Given instruction =
Rewrite every item below, substituting "bounding rectangles" for each occurrence of "bounding boxes" and leaving everything else unchanged. Omit the pictures from your answer.
● ● ● ● ●
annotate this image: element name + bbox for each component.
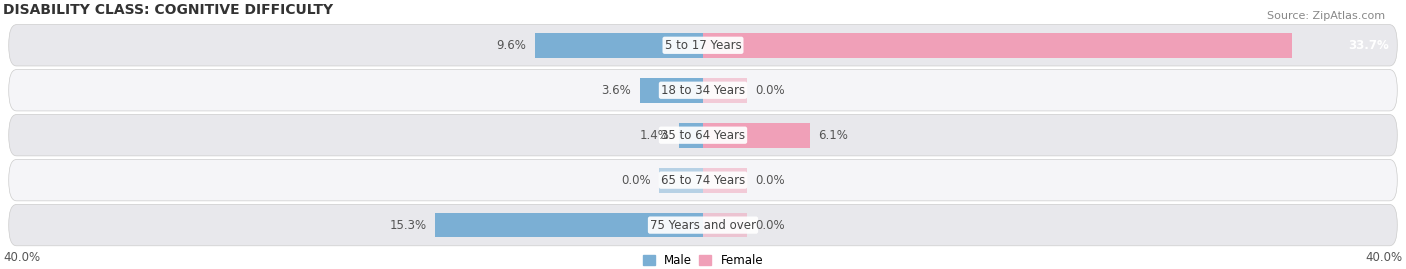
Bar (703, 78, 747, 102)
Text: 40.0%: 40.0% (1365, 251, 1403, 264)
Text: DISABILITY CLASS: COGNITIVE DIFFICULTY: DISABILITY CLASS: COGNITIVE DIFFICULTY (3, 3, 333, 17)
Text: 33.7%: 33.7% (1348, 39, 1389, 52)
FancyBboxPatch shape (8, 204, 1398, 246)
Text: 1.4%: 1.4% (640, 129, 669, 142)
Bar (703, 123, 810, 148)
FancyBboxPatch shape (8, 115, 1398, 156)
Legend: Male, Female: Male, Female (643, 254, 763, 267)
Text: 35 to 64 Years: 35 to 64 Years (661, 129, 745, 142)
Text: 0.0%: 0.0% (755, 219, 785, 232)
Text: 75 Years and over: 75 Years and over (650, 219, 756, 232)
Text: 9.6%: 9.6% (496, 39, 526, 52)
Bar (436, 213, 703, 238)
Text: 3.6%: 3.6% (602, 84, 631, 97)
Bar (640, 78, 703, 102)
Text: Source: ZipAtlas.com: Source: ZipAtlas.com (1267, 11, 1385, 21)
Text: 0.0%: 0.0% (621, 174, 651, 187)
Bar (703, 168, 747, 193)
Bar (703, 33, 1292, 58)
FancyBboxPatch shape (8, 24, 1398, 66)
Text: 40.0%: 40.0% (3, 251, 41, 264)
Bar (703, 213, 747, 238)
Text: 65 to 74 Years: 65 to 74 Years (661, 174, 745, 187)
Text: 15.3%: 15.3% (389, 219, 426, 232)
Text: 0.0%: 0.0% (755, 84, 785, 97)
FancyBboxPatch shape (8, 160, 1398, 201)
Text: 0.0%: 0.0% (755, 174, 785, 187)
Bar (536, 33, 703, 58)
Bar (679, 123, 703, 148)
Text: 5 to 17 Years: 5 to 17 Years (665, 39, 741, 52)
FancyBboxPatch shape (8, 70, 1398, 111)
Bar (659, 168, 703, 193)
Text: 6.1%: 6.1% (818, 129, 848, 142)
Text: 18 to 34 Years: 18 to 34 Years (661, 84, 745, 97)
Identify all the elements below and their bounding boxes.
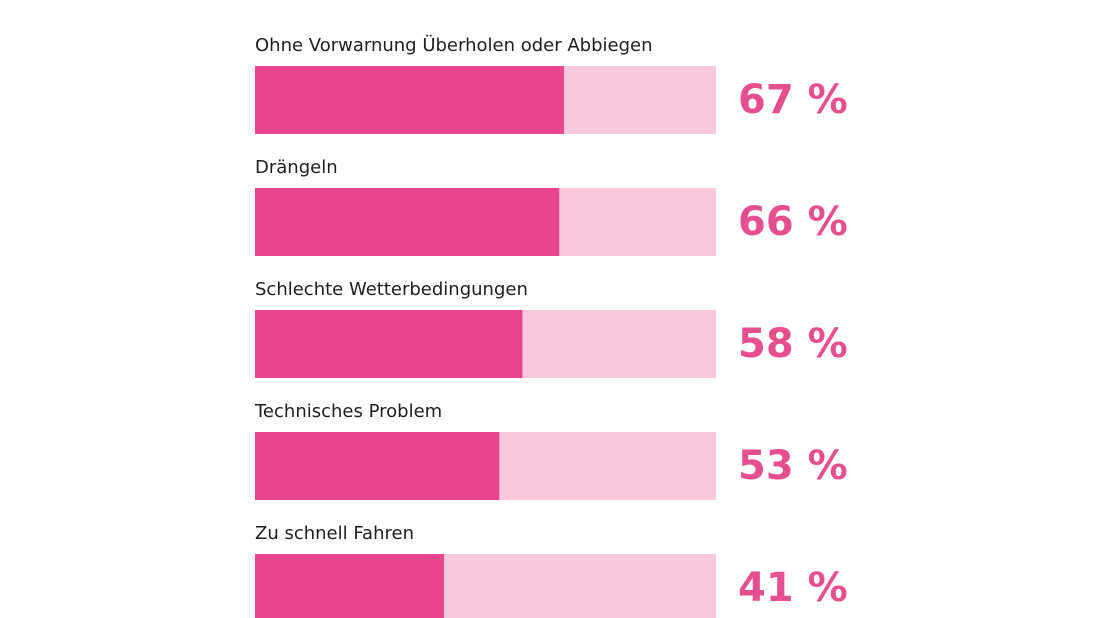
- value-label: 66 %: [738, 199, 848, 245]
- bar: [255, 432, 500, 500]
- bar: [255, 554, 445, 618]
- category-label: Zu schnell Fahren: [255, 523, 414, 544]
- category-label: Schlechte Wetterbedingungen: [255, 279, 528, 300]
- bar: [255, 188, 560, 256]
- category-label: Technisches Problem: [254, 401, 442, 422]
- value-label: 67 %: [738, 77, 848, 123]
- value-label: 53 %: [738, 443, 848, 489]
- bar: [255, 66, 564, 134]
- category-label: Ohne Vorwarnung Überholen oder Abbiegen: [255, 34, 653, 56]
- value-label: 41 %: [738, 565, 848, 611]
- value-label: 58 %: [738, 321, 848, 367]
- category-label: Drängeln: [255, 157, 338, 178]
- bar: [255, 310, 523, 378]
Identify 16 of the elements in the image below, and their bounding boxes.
● ● ● ● ●
Response =
annotate this image: element name + bbox for each component.
Bar (703, 78, 747, 102)
Text: 40.0%: 40.0% (1365, 251, 1403, 264)
Text: DISABILITY CLASS: COGNITIVE DIFFICULTY: DISABILITY CLASS: COGNITIVE DIFFICULTY (3, 3, 333, 17)
Text: 33.7%: 33.7% (1348, 39, 1389, 52)
FancyBboxPatch shape (8, 204, 1398, 246)
Text: 1.4%: 1.4% (640, 129, 669, 142)
Bar (703, 123, 810, 148)
FancyBboxPatch shape (8, 115, 1398, 156)
Legend: Male, Female: Male, Female (643, 254, 763, 267)
Text: 35 to 64 Years: 35 to 64 Years (661, 129, 745, 142)
Text: 0.0%: 0.0% (755, 219, 785, 232)
Text: 75 Years and over: 75 Years and over (650, 219, 756, 232)
Text: 9.6%: 9.6% (496, 39, 526, 52)
Bar (436, 213, 703, 238)
Text: 3.6%: 3.6% (602, 84, 631, 97)
Bar (640, 78, 703, 102)
Text: Source: ZipAtlas.com: Source: ZipAtlas.com (1267, 11, 1385, 21)
Text: 0.0%: 0.0% (621, 174, 651, 187)
Bar (703, 168, 747, 193)
Bar (703, 33, 1292, 58)
FancyBboxPatch shape (8, 24, 1398, 66)
Text: 40.0%: 40.0% (3, 251, 41, 264)
Bar (703, 213, 747, 238)
Text: 65 to 74 Years: 65 to 74 Years (661, 174, 745, 187)
Text: 15.3%: 15.3% (389, 219, 426, 232)
Text: 0.0%: 0.0% (755, 84, 785, 97)
FancyBboxPatch shape (8, 160, 1398, 201)
Text: 0.0%: 0.0% (755, 174, 785, 187)
Bar (536, 33, 703, 58)
Bar (679, 123, 703, 148)
Text: 5 to 17 Years: 5 to 17 Years (665, 39, 741, 52)
FancyBboxPatch shape (8, 70, 1398, 111)
Bar (659, 168, 703, 193)
Text: 6.1%: 6.1% (818, 129, 848, 142)
Text: 18 to 34 Years: 18 to 34 Years (661, 84, 745, 97)
Identify all the elements below and their bounding rectangles.
- value-label: 66 %: [738, 199, 848, 245]
- bar: [255, 432, 500, 500]
- bar: [255, 554, 445, 618]
- category-label: Zu schnell Fahren: [255, 523, 414, 544]
- category-label: Schlechte Wetterbedingungen: [255, 279, 528, 300]
- bar: [255, 188, 560, 256]
- category-label: Technisches Problem: [254, 401, 442, 422]
- value-label: 67 %: [738, 77, 848, 123]
- value-label: 53 %: [738, 443, 848, 489]
- bar: [255, 66, 564, 134]
- category-label: Ohne Vorwarnung Überholen oder Abbiegen: [255, 34, 653, 56]
- value-label: 41 %: [738, 565, 848, 611]
- value-label: 58 %: [738, 321, 848, 367]
- category-label: Drängeln: [255, 157, 338, 178]
- bar: [255, 310, 523, 378]
Identify 16 of the elements in the image below, and their bounding rectangles.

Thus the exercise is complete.